WHAT THIS TASK INVOLVES >> Note each line that includes the word "باشد". Copy those lines.

--- start LISTED ENTRIES ---

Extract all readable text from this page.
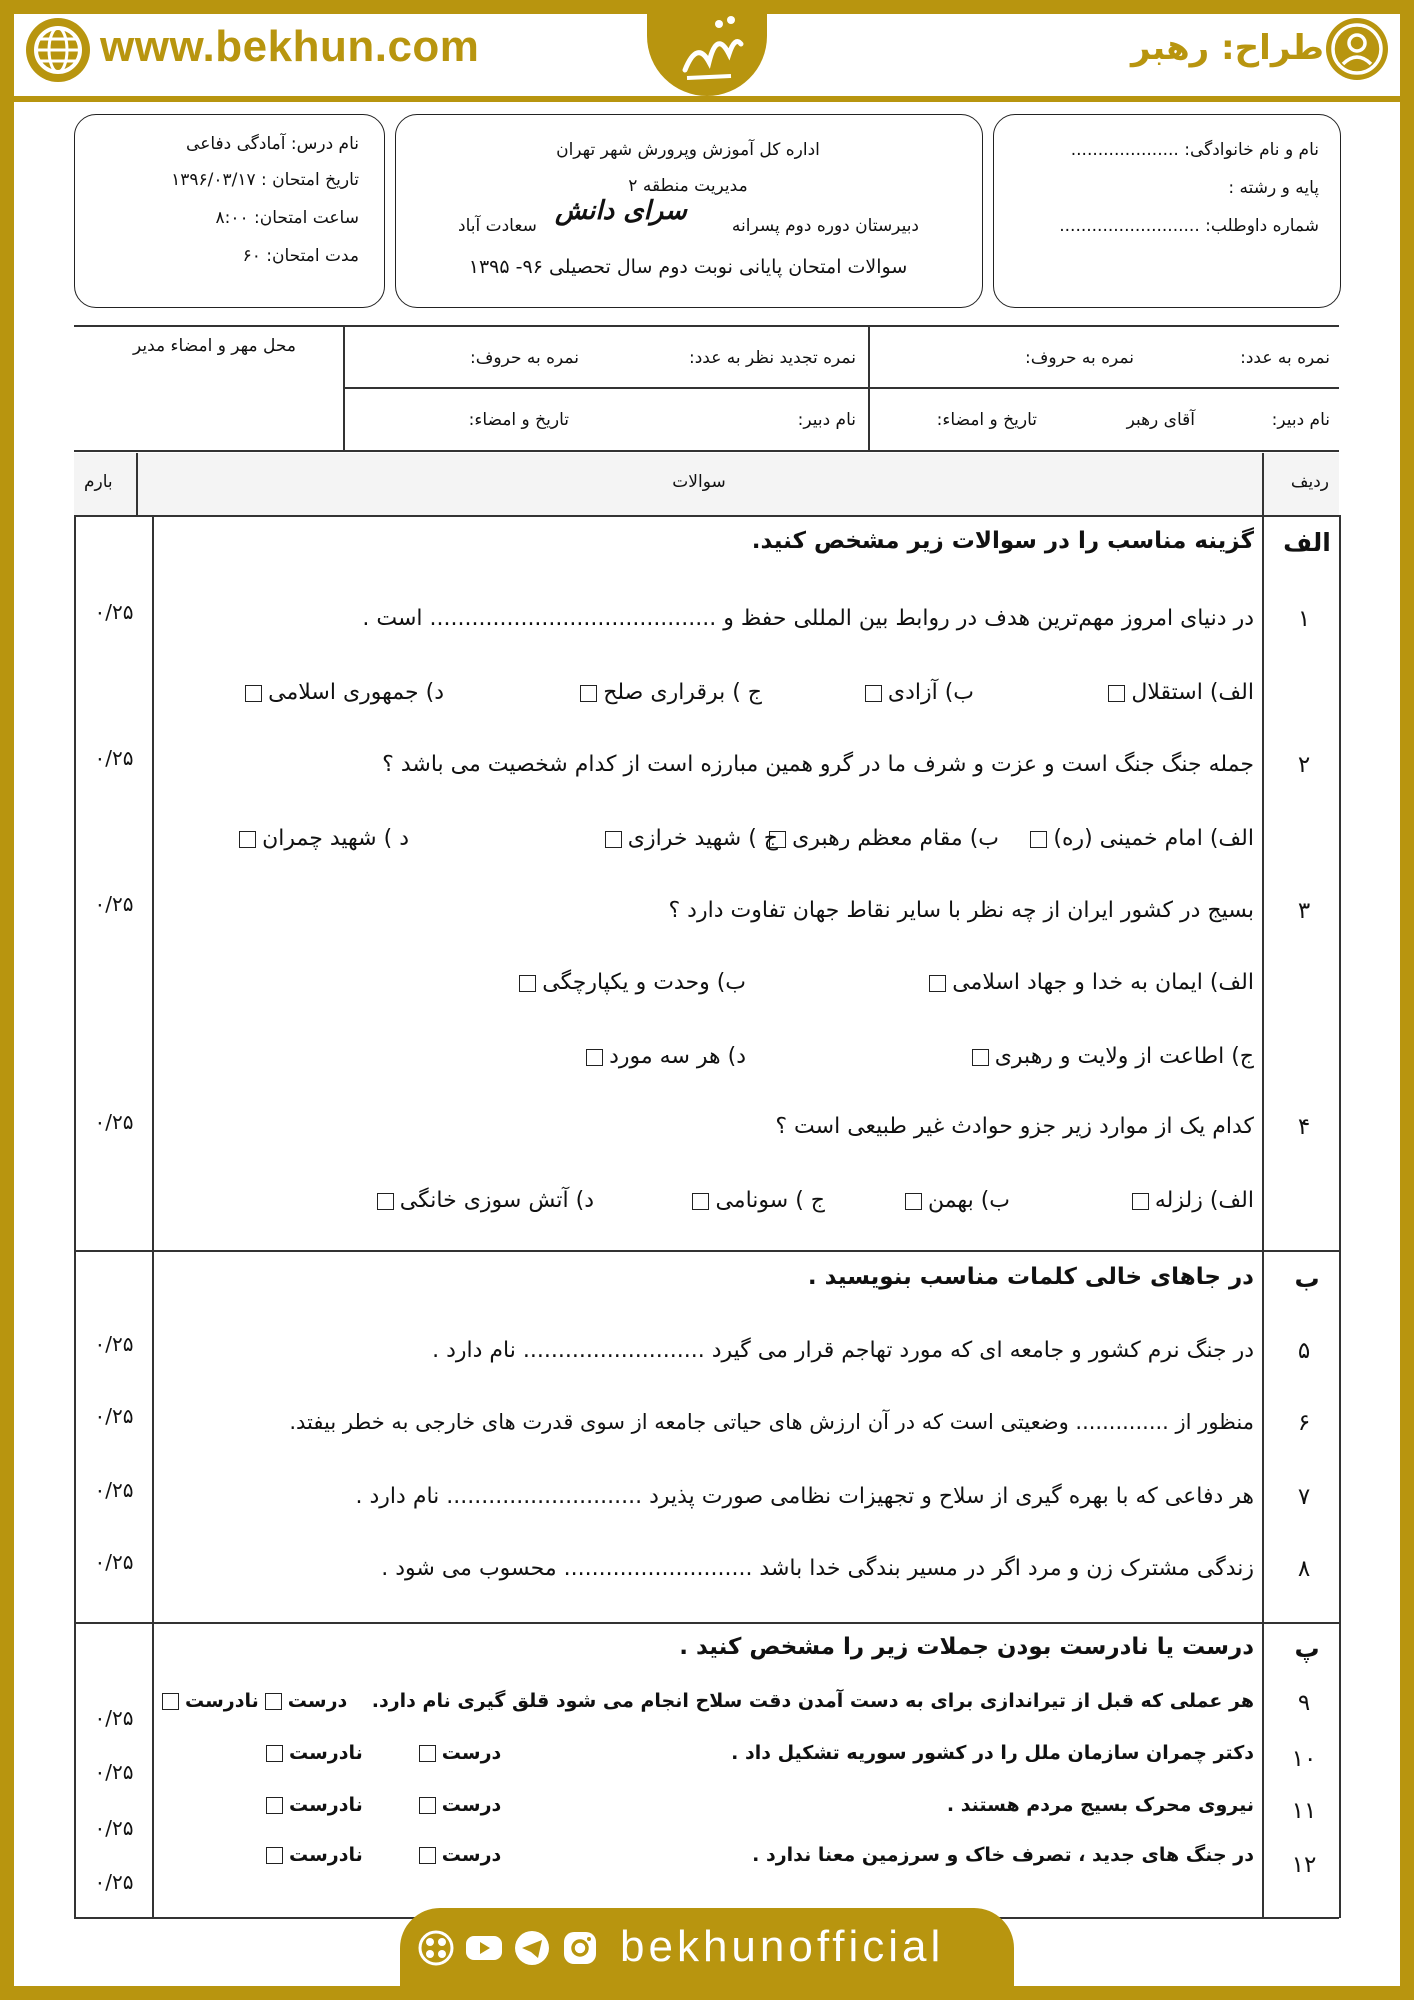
www.bekhun.com	طراح: رهبر
نام و نام خانوادگی: ....................
پایه و رشته :
شماره داوطلب: ..........................
اداره کل آموزش وپرورش شهر تهران
مدیریت منطقه ۲
دبیرستان دوره دوم پسرانه
سرای دانش
سعادت آباد
سوالات امتحان پایانی نوبت دوم سال تحصیلی ۹۶- ۱۳۹۵
نام درس: آمادگی دفاعی
تاریخ امتحان : ۱۳۹۶/۰۳/۱۷
ساعت امتحان: ۸:۰۰
مدت امتحان: ۶۰
نمره به عدد:
نمره به حروف:
نمره تجدید نظر به عدد:
نمره به حروف:
محل مهر و امضاء مدیر
نام دبیر:
آقای رهبر
تاریخ و امضاء:
نام دبیر:
تاریخ و امضاء:
ردیف
سوالات
بارم
الف
گزینه مناسب را در سوالات زیر مشخص کنید.
۱
در دنیای امروز مهم‌ترین هدف در روابط بین المللی حفظ و ......................................... است .
۰/۲۵
الف) استقلال
ب) آزادی
ج ) برقراری صلح
د) جمهوری اسلامی
۲
جمله جنگ جنگ است و عزت و شرف ما در گرو همین مبارزه است از کدام شخصیت می باشد ؟
۰/۲۵
الف) امام خمینی (ره)
ب) مقام معظم رهبری
ج ) شهید خرازی
د ) شهید چمران
۳
بسیج در کشور ایران از چه نظر با سایر نقاط جهان تفاوت دارد ؟
۰/۲۵
الف) ایمان به خدا و جهاد اسلامی
ب) وحدت و یکپارچگی
ج) اطاعت از ولایت و رهبری
د) هر سه مورد
۴
کدام یک از موارد زیر جزو حوادث غیر طبیعی است ؟
۰/۲۵
الف) زلزله
ب) بهمن
ج ) سونامی
د) آتش سوزی خانگی
ب
در جاهای خالی کلمات مناسب بنویسید .
۵
در جنگ نرم کشور و جامعه ای که مورد تهاجم قرار می گیرد .......................... نام دارد .
۰/۲۵
۶
منظور از .............. وضعیتی است که در آن ارزش های حیاتی جامعه از سوی قدرت های خارجی به خطر بیفتد.
۰/۲۵
۷
هر دفاعی که با بهره گیری از سلاح و تجهیزات نظامی صورت پذیرد ............................ نام دارد .
۰/۲۵
۸
زندگی مشترک زن و مرد اگر در مسیر بندگی خدا باشد ........................... محسوب می شود .
۰/۲۵
پ
درست یا نادرست بودن جملات زیر را مشخص کنید .
۹
هر عملی که قبل از تیراندازی برای به دست آمدن دقت سلاح انجام می شود قلق گیری نام دارد.
درستنادرست
۰/۲۵
۱۰
دکتر چمران سازمان ملل را در کشور سوریه تشکیل داد .
درستنادرست
۰/۲۵
۱۱
نیروی محرک بسیج مردم هستند .
درستنادرست
۰/۲۵
۱۲
در جنگ های جدید ، تصرف خاک و سرزمین معنا ندارد .
درستنادرست
۰/۲۵
bekhunofficial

--- end LISTED ENTRIES ---

CORRECT RESULT >>
جمله جنگ جنگ است و عزت و شرف ما در گرو همین مبارزه است از کدام شخصیت می باشد ؟
زندگی مشترک زن و مرد اگر در مسیر بندگی خدا باشد ........................... محسوب می شود .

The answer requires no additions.